• _SHORT TASK_
Pull every line containing "color" from the entries.

Entries from a visual dataset
** Start **

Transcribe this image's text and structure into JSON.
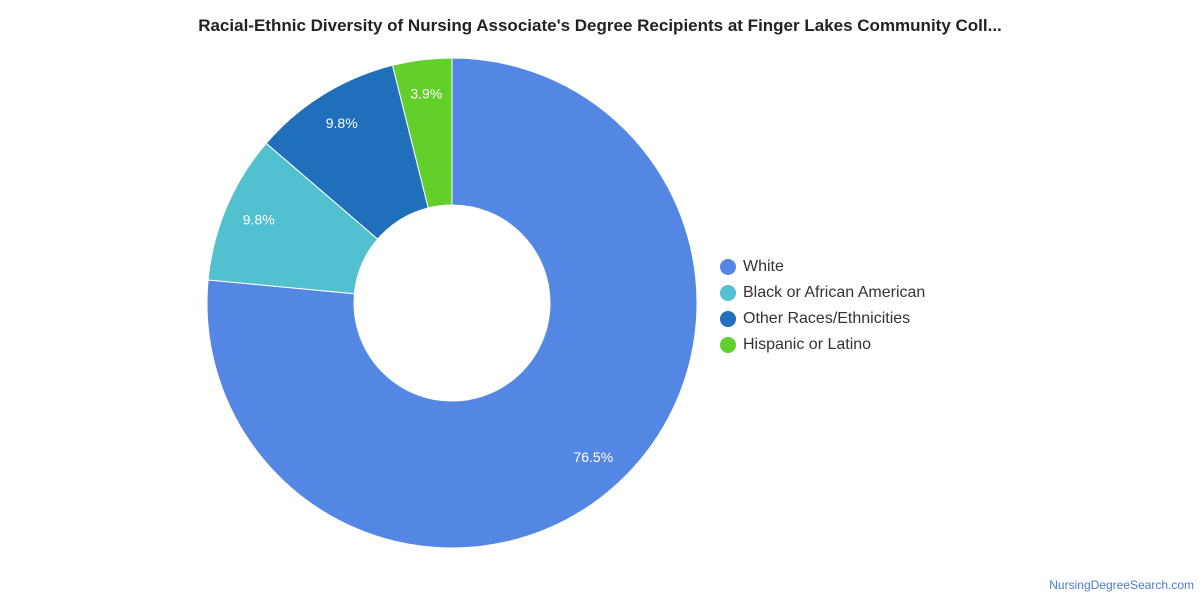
{
  "chart_data": {
    "type": "pie",
    "title": "Racial-Ethnic Diversity of Nursing Associate's Degree Recipients at Finger Lakes Community Coll...",
    "donut": true,
    "legend_position": "right",
    "slices": [
      {
        "name": "White",
        "value": 76.5,
        "label": "76.5%",
        "color": "#5486e3"
      },
      {
        "name": "Black or African American",
        "value": 9.8,
        "label": "9.8%",
        "color": "#52c1cf"
      },
      {
        "name": "Other Races/Ethnicities",
        "value": 9.8,
        "label": "9.8%",
        "color": "#1f6fbb"
      },
      {
        "name": "Hispanic or Latino",
        "value": 3.9,
        "label": "3.9%",
        "color": "#62cf2a"
      }
    ]
  },
  "footer": {
    "source": "NursingDegreeSearch.com"
  }
}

** End **

• _FULL SOLUTION_
        "color": "#5486e3"
        "color": "#52c1cf"
        "color": "#1f6fbb"
        "color": "#62cf2a"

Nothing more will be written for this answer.